- _Items_
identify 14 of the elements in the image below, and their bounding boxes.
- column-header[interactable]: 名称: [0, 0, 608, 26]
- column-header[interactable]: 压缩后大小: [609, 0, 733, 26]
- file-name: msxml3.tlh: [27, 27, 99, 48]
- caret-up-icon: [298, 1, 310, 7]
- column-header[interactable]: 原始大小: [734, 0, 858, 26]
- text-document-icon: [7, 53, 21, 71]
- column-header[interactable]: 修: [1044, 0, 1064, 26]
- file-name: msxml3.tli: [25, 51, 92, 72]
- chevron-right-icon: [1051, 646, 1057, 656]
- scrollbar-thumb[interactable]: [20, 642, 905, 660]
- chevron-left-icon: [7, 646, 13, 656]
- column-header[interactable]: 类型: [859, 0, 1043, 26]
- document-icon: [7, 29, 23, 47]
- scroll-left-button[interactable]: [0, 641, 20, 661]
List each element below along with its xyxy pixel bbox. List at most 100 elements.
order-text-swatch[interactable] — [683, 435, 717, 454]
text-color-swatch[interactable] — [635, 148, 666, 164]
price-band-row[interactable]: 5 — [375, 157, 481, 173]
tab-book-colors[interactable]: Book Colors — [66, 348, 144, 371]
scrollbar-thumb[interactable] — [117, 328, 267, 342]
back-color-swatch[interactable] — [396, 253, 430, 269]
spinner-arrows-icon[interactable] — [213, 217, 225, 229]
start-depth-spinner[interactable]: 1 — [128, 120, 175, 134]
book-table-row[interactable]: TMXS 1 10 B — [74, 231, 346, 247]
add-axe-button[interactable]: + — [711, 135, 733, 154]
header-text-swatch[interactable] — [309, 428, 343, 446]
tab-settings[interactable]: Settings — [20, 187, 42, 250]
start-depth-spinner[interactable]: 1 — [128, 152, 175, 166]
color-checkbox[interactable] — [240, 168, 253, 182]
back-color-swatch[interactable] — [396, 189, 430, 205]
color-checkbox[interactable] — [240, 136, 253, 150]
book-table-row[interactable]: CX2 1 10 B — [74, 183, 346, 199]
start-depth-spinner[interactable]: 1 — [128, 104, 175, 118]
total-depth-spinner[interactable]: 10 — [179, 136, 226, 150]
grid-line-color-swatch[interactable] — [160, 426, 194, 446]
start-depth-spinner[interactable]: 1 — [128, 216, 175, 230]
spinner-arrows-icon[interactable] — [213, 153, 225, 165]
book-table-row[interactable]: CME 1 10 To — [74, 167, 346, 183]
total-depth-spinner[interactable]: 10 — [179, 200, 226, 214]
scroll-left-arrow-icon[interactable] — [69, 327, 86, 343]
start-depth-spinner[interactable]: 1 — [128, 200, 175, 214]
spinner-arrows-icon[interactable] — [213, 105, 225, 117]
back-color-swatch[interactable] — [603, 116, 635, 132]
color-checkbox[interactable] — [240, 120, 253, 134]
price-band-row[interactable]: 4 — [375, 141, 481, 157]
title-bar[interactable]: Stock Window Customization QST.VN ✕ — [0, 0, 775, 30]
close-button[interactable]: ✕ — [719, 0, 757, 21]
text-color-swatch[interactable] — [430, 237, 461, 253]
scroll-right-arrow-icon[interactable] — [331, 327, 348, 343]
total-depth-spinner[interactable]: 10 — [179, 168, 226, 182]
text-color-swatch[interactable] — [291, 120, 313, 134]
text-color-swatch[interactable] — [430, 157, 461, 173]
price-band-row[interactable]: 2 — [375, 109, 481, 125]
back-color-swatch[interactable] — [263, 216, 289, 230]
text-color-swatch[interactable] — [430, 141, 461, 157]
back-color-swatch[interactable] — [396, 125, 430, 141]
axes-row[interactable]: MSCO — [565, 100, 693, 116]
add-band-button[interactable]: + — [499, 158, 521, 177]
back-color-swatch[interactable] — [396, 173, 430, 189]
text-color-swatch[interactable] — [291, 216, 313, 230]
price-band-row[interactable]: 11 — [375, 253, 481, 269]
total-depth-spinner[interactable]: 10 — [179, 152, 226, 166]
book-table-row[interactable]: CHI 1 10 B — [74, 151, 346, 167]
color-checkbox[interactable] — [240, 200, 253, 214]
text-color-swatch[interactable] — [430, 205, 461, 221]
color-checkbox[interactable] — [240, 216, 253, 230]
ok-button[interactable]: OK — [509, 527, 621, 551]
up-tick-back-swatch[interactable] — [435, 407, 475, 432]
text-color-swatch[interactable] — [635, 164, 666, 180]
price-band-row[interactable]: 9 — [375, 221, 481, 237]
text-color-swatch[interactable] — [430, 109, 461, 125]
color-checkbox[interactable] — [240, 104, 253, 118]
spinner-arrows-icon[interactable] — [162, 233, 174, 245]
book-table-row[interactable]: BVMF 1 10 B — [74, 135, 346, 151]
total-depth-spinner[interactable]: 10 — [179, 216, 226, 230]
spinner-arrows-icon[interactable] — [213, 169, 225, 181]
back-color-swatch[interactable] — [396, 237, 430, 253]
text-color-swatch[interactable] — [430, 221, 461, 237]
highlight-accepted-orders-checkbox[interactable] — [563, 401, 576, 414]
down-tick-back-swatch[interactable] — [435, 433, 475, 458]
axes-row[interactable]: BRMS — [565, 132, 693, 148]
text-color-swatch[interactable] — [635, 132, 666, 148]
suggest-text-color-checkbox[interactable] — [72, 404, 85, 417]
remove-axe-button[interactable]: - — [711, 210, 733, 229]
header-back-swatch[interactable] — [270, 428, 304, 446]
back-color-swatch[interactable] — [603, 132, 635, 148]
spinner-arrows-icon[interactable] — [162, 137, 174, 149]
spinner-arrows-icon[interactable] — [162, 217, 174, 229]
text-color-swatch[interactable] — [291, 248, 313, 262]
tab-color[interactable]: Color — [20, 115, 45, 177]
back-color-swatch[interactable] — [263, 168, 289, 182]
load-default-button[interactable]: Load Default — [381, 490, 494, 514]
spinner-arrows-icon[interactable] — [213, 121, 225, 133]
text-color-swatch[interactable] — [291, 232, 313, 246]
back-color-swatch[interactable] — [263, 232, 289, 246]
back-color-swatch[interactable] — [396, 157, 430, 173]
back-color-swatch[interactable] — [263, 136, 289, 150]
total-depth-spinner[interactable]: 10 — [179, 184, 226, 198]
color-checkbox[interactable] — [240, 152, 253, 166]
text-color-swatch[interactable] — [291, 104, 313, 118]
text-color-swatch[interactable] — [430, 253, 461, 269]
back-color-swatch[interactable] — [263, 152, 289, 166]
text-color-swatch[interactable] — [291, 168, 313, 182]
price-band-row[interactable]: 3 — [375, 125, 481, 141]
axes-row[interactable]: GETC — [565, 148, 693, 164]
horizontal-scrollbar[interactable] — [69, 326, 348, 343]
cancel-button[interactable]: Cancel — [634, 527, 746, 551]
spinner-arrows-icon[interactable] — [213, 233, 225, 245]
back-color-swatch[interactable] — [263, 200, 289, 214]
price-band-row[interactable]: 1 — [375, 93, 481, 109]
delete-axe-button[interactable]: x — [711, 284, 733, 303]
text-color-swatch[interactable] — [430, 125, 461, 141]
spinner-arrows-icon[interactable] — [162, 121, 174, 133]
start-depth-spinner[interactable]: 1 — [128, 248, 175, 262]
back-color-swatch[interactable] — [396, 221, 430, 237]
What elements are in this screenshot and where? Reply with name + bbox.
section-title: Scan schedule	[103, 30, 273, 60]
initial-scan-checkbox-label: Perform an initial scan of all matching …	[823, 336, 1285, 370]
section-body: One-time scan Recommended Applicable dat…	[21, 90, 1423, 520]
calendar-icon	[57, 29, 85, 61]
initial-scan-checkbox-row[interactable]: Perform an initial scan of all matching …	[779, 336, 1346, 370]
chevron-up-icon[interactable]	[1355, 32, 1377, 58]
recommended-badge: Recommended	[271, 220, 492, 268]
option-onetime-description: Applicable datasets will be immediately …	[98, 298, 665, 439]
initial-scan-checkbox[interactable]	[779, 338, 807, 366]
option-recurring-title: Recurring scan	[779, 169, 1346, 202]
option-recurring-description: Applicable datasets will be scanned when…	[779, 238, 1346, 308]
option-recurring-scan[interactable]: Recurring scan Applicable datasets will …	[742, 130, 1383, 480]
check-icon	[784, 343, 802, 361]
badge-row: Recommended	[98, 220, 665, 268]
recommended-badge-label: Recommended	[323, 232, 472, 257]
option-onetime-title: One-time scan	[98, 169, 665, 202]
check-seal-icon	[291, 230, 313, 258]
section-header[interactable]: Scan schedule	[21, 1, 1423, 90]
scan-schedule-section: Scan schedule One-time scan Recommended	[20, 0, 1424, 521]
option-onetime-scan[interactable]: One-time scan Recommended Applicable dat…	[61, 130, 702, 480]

- _Requirements_
Turn everything in the data from the very start down to the line containing "tab-book-colors[interactable]: Book Colors" into a numbered list, leaving out blank lines.

- _Solution below_
1. identify 14 of the elements in the image below, and their bounding boxes.
2. - column-header[interactable]: 名称: [0, 0, 608, 26]
3. - column-header[interactable]: 压缩后大小: [609, 0, 733, 26]
4. - file-name: msxml3.tlh: [27, 27, 99, 48]
5. - caret-up-icon: [298, 1, 310, 7]
6. - column-header[interactable]: 原始大小: [734, 0, 858, 26]
7. - text-document-icon: [7, 53, 21, 71]
8. - column-header[interactable]: 修: [1044, 0, 1064, 26]
9. - file-name: msxml3.tli: [25, 51, 92, 72]
10. - chevron-right-icon: [1051, 646, 1057, 656]
11. - scrollbar-thumb[interactable]: [20, 642, 905, 660]
12. - chevron-left-icon: [7, 646, 13, 656]
13. - column-header[interactable]: 类型: [859, 0, 1043, 26]
14. - document-icon: [7, 29, 23, 47]
15. - scroll-left-button[interactable]: [0, 641, 20, 661]
16. List each element below along with its xyxy pixel bbox. List at most 100 elements.
17. order-text-swatch[interactable] — [683, 435, 717, 454]
18. text-color-swatch[interactable] — [635, 148, 666, 164]
19. price-band-row[interactable]: 5 — [375, 157, 481, 173]
20. tab-book-colors[interactable]: Book Colors — [66, 348, 144, 371]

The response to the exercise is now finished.